*** PROVIDED RECORDS ***

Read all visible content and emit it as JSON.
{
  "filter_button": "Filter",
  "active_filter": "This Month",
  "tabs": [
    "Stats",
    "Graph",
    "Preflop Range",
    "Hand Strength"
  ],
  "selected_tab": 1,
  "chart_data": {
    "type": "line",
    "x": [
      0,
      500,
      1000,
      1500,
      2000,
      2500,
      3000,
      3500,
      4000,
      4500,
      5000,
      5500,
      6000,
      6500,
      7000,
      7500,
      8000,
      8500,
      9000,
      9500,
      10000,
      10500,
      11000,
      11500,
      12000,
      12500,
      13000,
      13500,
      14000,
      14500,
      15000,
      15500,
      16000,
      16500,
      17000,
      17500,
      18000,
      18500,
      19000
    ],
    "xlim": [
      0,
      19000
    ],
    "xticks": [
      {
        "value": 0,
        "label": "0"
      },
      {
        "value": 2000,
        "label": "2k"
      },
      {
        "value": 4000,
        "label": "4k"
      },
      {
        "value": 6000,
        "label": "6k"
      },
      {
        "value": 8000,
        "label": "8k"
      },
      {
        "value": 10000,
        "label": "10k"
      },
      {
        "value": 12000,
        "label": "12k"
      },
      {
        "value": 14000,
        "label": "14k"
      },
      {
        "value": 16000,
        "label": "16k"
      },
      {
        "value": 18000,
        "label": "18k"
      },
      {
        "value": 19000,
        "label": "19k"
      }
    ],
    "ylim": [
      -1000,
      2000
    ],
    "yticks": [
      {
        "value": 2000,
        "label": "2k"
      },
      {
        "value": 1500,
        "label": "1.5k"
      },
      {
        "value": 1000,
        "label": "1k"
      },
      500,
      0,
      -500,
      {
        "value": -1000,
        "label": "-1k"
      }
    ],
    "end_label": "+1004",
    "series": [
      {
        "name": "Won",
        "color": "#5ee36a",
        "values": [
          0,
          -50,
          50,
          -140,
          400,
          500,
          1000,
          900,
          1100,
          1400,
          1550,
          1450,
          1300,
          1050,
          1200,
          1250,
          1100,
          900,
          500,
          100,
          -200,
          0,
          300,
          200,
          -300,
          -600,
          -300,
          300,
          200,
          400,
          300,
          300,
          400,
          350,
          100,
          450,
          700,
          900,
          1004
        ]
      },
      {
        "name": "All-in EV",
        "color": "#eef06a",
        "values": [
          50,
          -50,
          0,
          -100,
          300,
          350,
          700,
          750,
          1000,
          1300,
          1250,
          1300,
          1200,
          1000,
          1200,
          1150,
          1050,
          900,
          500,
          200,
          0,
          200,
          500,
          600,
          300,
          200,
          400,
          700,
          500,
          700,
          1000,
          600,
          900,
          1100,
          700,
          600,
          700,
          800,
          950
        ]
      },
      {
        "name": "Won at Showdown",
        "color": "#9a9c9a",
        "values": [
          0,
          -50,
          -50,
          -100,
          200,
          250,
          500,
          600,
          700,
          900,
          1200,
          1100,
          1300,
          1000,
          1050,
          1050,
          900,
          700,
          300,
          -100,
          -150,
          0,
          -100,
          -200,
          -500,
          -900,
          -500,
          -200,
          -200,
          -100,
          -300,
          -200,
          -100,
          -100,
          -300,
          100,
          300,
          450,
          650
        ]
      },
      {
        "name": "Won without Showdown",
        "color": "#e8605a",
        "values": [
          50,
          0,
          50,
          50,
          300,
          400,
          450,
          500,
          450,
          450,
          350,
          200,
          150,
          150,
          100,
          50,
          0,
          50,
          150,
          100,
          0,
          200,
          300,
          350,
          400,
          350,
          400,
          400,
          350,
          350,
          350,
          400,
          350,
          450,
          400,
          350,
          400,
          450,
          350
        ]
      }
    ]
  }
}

***

TO BE DONE: Can you reproduce all the material exactly?

TASK OUTPUT:
Read all visible content and emit it as JSON.
{
  "filter_button": "Filter",
  "active_filter": "This Month",
  "tabs": [
    "Stats",
    "Graph",
    "Preflop Range",
    "Hand Strength"
  ],
  "selected_tab": 1,
  "chart_data": {
    "type": "line",
    "x": [
      0,
      500,
      1000,
      1500,
      2000,
      2500,
      3000,
      3500,
      4000,
      4500,
      5000,
      5500,
      6000,
      6500,
      7000,
      7500,
      8000,
      8500,
      9000,
      9500,
      10000,
      10500,
      11000,
      11500,
      12000,
      12500,
      13000,
      13500,
      14000,
      14500,
      15000,
      15500,
      16000,
      16500,
      17000,
      17500,
      18000,
      18500,
      19000
    ],
    "xlim": [
      0,
      19000
    ],
    "xticks": [
      {
        "value": 0,
        "label": "0"
      },
      {
        "value": 2000,
        "label": "2k"
      },
      {
        "value": 4000,
        "label": "4k"
      },
      {
        "value": 6000,
        "label": "6k"
      },
      {
        "value": 8000,
        "label": "8k"
      },
      {
        "value": 10000,
        "label": "10k"
      },
      {
        "value": 12000,
        "label": "12k"
      },
      {
        "value": 14000,
        "label": "14k"
      },
      {
        "value": 16000,
        "label": "16k"
      },
      {
        "value": 18000,
        "label": "18k"
      },
      {
        "value": 19000,
        "label": "19k"
      }
    ],
    "ylim": [
      -1000,
      2000
    ],
    "yticks": [
      {
        "value": 2000,
        "label": "2k"
      },
      {
        "value": 1500,
        "label": "1.5k"
      },
      {
        "value": 1000,
        "label": "1k"
      },
      500,
      0,
      -500,
      {
        "value": -1000,
        "label": "-1k"
      }
    ],
    "end_label": "+1004",
    "series": [
      {
        "name": "Won",
        "color": "#5ee36a",
        "values": [
          0,
          -50,
          50,
          -140,
          400,
          500,
          1000,
          900,
          1100,
          1400,
          1550,
          1450,
          1300,
          1050,
          1200,
          1250,
          1100,
          900,
          500,
          100,
          -200,
          0,
          300,
          200,
          -300,
          -600,
          -300,
          300,
          200,
          400,
          300,
          300,
          400,
          350,
          100,
          450,
          700,
          900,
          1004
        ]
      },
      {
        "name": "All-in EV",
        "color": "#eef06a",
        "values": [
          50,
          -50,
          0,
          -100,
          300,
          350,
          700,
          750,
          1000,
          1300,
          1250,
          1300,
          1200,
          1000,
          1200,
          1150,
          1050,
          900,
          500,
          200,
          0,
          200,
          500,
          600,
          300,
          200,
          400,
          700,
          500,
          700,
          1000,
          600,
          900,
          1100,
          700,
          600,
          700,
          800,
          950
        ]
      },
      {
        "name": "Won at Showdown",
        "color": "#9a9c9a",
        "values": [
          0,
          -50,
          -50,
          -100,
          200,
          250,
          500,
          600,
          700,
          900,
          1200,
          1100,
          1300,
          1000,
          1050,
          1050,
          900,
          700,
          300,
          -100,
          -150,
          0,
          -100,
          -200,
          -500,
          -900,
          -500,
          -200,
          -200,
          -100,
          -300,
          -200,
          -100,
          -100,
          -300,
          100,
          300,
          450,
          650
        ]
      },
      {
        "name": "Won without Showdown",
        "color": "#e8605a",
        "values": [
          50,
          0,
          50,
          50,
          300,
          400,
          450,
          500,
          450,
          450,
          350,
          200,
          150,
          150,
          100,
          50,
          0,
          50,
          150,
          100,
          0,
          200,
          300,
          350,
          400,
          350,
          400,
          400,
          350,
          350,
          350,
          400,
          350,
          450,
          400,
          350,
          400,
          450,
          350
        ]
      }
    ]
  }
}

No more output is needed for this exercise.